→ **Stated problem**
Copy all the data exactly, except the pictures.

→ **Stored records**
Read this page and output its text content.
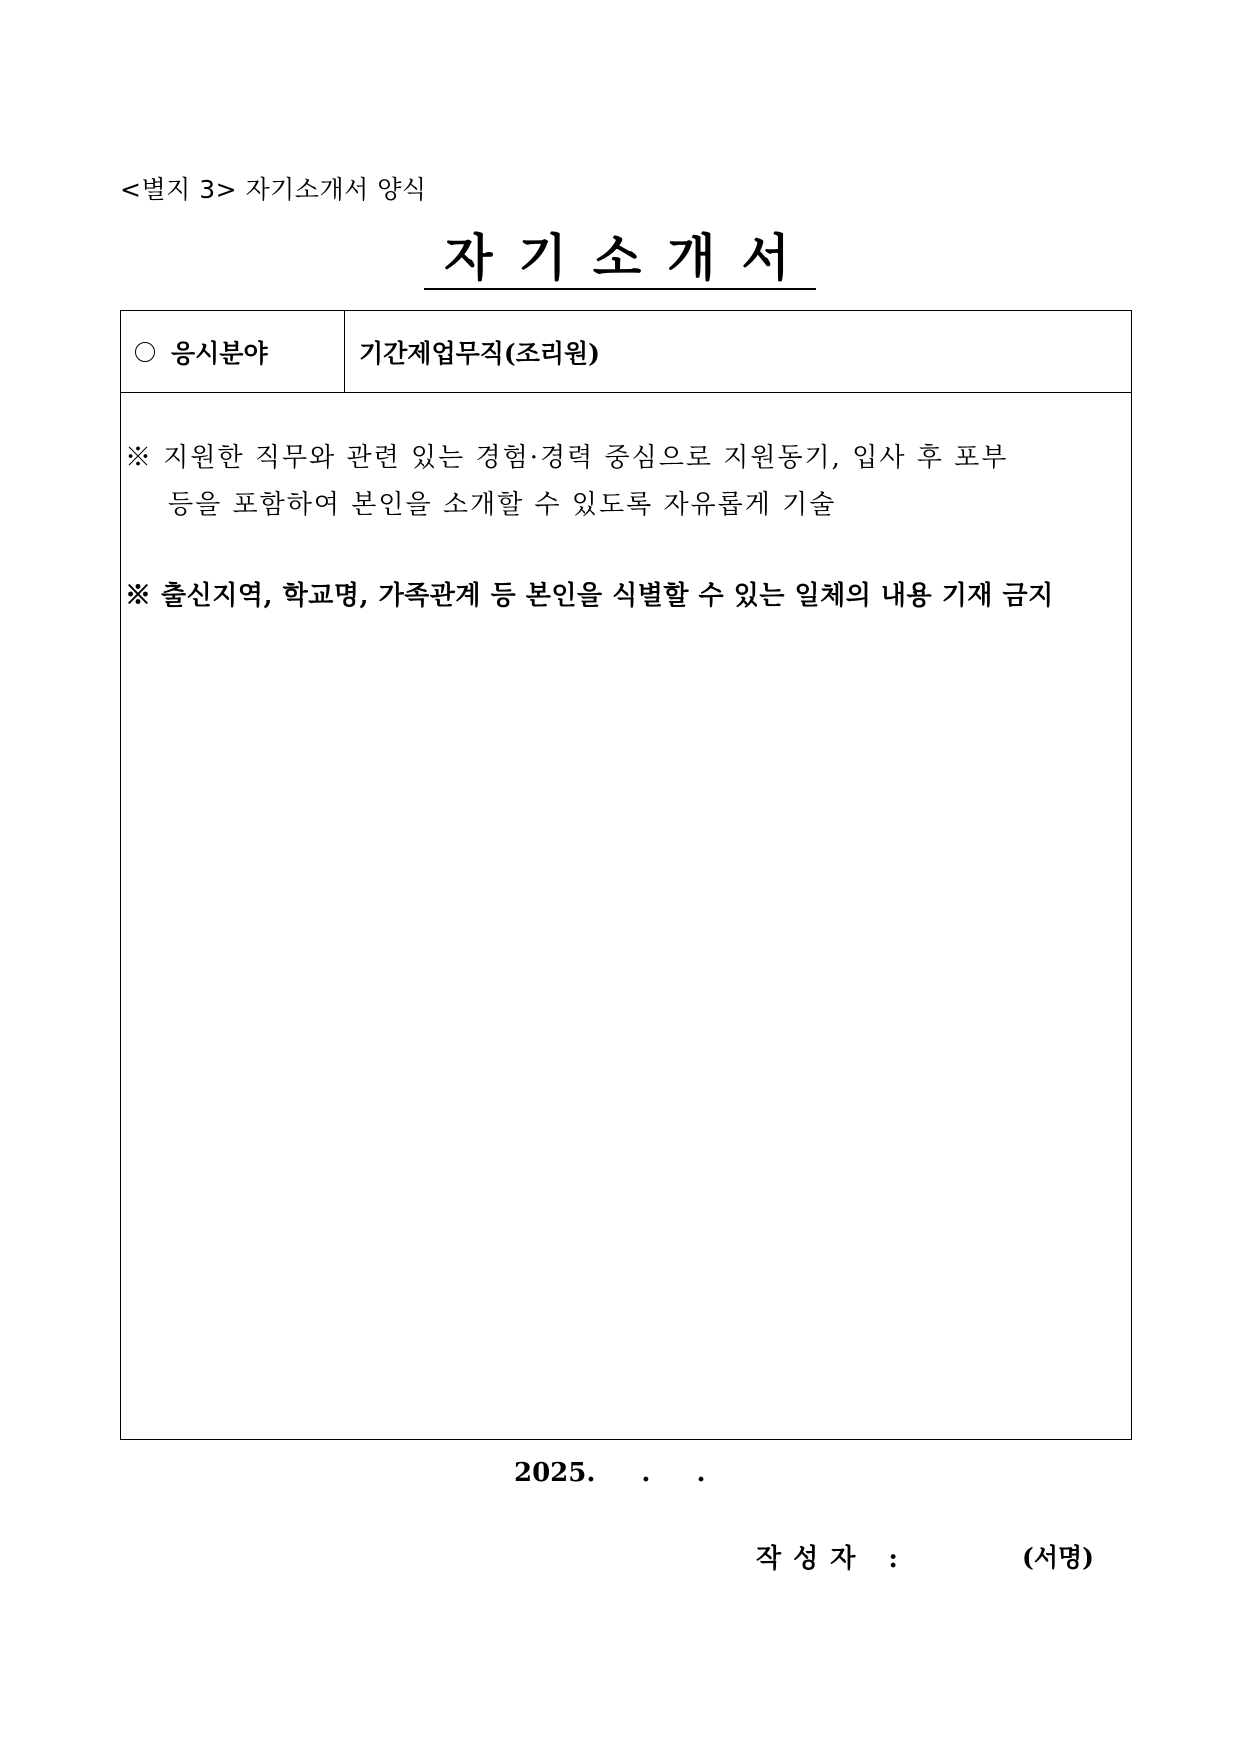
<별지 3> 자기소개서 양식
자기소개서
응시분야	기간제업무직(조리원)
※ 지원한 직무와 관련 있는 경험·경력 중심으로 지원동기, 입사 후 포부
등을 포함하여 본인을 소개할 수 있도록 자유롭게 기술
※ 출신지역, 학교명, 가족관계 등 본인을 식별할 수 있는 일체의 내용 기재 금지
2025. . .
작성자 :	(서명)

→ **Correct result**
Read this page and output its text content.
<별지 3> 자기소개서 양식
자기소개서
응시분야	기간제업무직(조리원)
※ 지원한 직무와 관련 있는 경험·경력 중심으로 지원동기, 입사 후 포부
등을 포함하여 본인을 소개할 수 있도록 자유롭게 기술
※ 출신지역, 학교명, 가족관계 등 본인을 식별할 수 있는 일체의 내용 기재 금지
2025. . .
작성자 :	(서명)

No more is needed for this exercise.